▶ _SET TASK_: Drop all images and give the records again exactly.

▶ _INPUT DATA_:
▼

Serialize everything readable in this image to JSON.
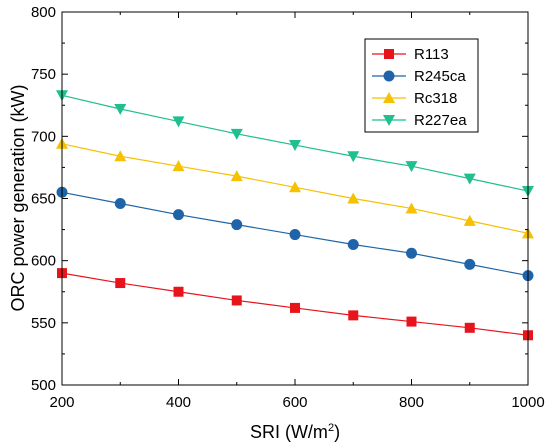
{
  "chart_data": {
    "type": "line",
    "xlabel": "SRI (W/m",
    "xlabel_sup": "2",
    "xlabel_end": ")",
    "ylabel": "ORC power generation (kW)",
    "xlim": [
      200,
      1000
    ],
    "ylim": [
      500,
      800
    ],
    "x_ticks": [
      "200",
      "400",
      "600",
      "800",
      "1000"
    ],
    "y_ticks": [
      "500",
      "550",
      "600",
      "650",
      "700",
      "750",
      "800"
    ],
    "grid": false,
    "legend_position": "top-right",
    "x": [
      200,
      300,
      400,
      500,
      600,
      700,
      800,
      900,
      1000
    ],
    "series": [
      {
        "name": "R113",
        "color": "#e8141c",
        "marker": "square",
        "values": [
          590,
          582,
          575,
          568,
          562,
          556,
          551,
          546,
          540
        ]
      },
      {
        "name": "R245ca",
        "color": "#1f64a8",
        "marker": "circle",
        "values": [
          655,
          646,
          637,
          629,
          621,
          613,
          606,
          597,
          588
        ]
      },
      {
        "name": "Rc318",
        "color": "#f5c100",
        "marker": "triangle-up",
        "values": [
          694,
          684,
          676,
          668,
          659,
          650,
          642,
          632,
          622
        ]
      },
      {
        "name": "R227ea",
        "color": "#1fbf8f",
        "marker": "triangle-down",
        "values": [
          733,
          722,
          712,
          702,
          693,
          684,
          676,
          666,
          656
        ]
      }
    ]
  }
}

▲

▶ _RESULT FOR THIS TASK_:
Serialize everything readable in this image to JSON.
{
  "chart_data": {
    "type": "line",
    "xlabel": "SRI (W/m",
    "xlabel_sup": "2",
    "xlabel_end": ")",
    "ylabel": "ORC power generation (kW)",
    "xlim": [
      200,
      1000
    ],
    "ylim": [
      500,
      800
    ],
    "x_ticks": [
      "200",
      "400",
      "600",
      "800",
      "1000"
    ],
    "y_ticks": [
      "500",
      "550",
      "600",
      "650",
      "700",
      "750",
      "800"
    ],
    "grid": false,
    "legend_position": "top-right",
    "x": [
      200,
      300,
      400,
      500,
      600,
      700,
      800,
      900,
      1000
    ],
    "series": [
      {
        "name": "R113",
        "color": "#e8141c",
        "marker": "square",
        "values": [
          590,
          582,
          575,
          568,
          562,
          556,
          551,
          546,
          540
        ]
      },
      {
        "name": "R245ca",
        "color": "#1f64a8",
        "marker": "circle",
        "values": [
          655,
          646,
          637,
          629,
          621,
          613,
          606,
          597,
          588
        ]
      },
      {
        "name": "Rc318",
        "color": "#f5c100",
        "marker": "triangle-up",
        "values": [
          694,
          684,
          676,
          668,
          659,
          650,
          642,
          632,
          622
        ]
      },
      {
        "name": "R227ea",
        "color": "#1fbf8f",
        "marker": "triangle-down",
        "values": [
          733,
          722,
          712,
          702,
          693,
          684,
          676,
          666,
          656
        ]
      }
    ]
  }
}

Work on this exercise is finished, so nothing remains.